Check every line of the material below for the string "subheading", and return the ones that have it.

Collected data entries

— Start —

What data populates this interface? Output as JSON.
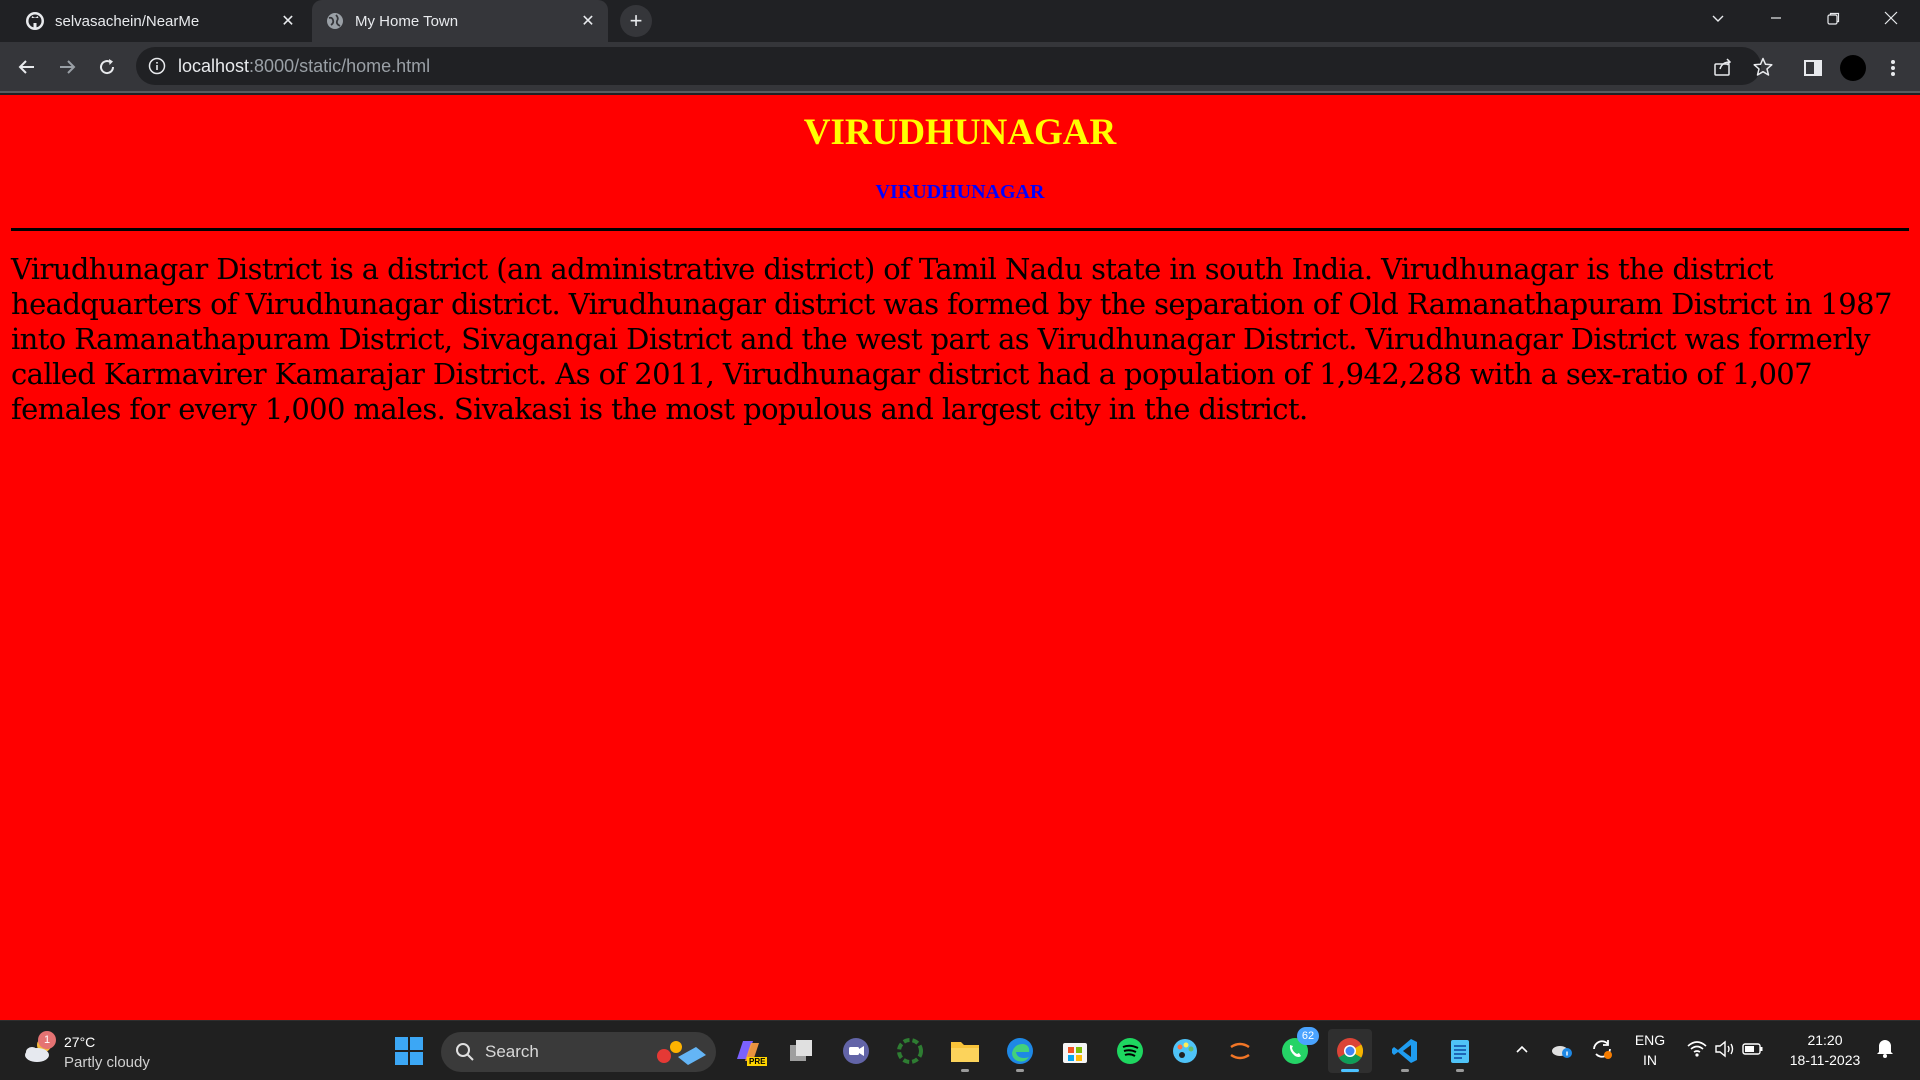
{
  "browser": {
    "tabs": [
      {
        "title": "selvasachein/NearMe",
        "icon": "github-icon"
      },
      {
        "title": "My Home Town",
        "icon": "globe-icon"
      }
    ],
    "url_host": "localhost",
    "url_path": ":8000/static/home.html"
  },
  "page": {
    "heading": "VIRUDHUNAGAR",
    "subheading": "VIRUDHUNAGAR",
    "paragraph": "Virudhunagar District is a district (an administrative district) of Tamil Nadu state in south India. Virudhunagar is the district headquarters of Virudhunagar district. Virudhunagar district was formed by the separation of Old Ramanathapuram District in 1987 into Ramanathapuram District, Sivagangai District and the west part as Virudhunagar District. Virudhunagar District was formerly called Karmavirer Kamarajar District. As of 2011, Virudhunagar district had a population of 1,942,288 with a sex-ratio of 1,007 females for every 1,000 males. Sivakasi is the most populous and largest city in the district.",
    "colors": {
      "background": "#ff0000",
      "heading": "#ffff00",
      "subheading": "#0000ff",
      "text": "#000000"
    }
  },
  "taskbar": {
    "weather_badge": "1",
    "temperature": "27°C",
    "condition": "Partly cloudy",
    "search_label": "Search",
    "whatsapp_badge": "62",
    "language": "ENG",
    "region": "IN",
    "time": "21:20",
    "date": "18-11-2023",
    "copilot_tag": "PRE"
  }
}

— End —

[OUTPUT OF THE EXERCISE]:
    "subheading": "VIRUDHUNAGAR",
      "subheading": "#0000ff",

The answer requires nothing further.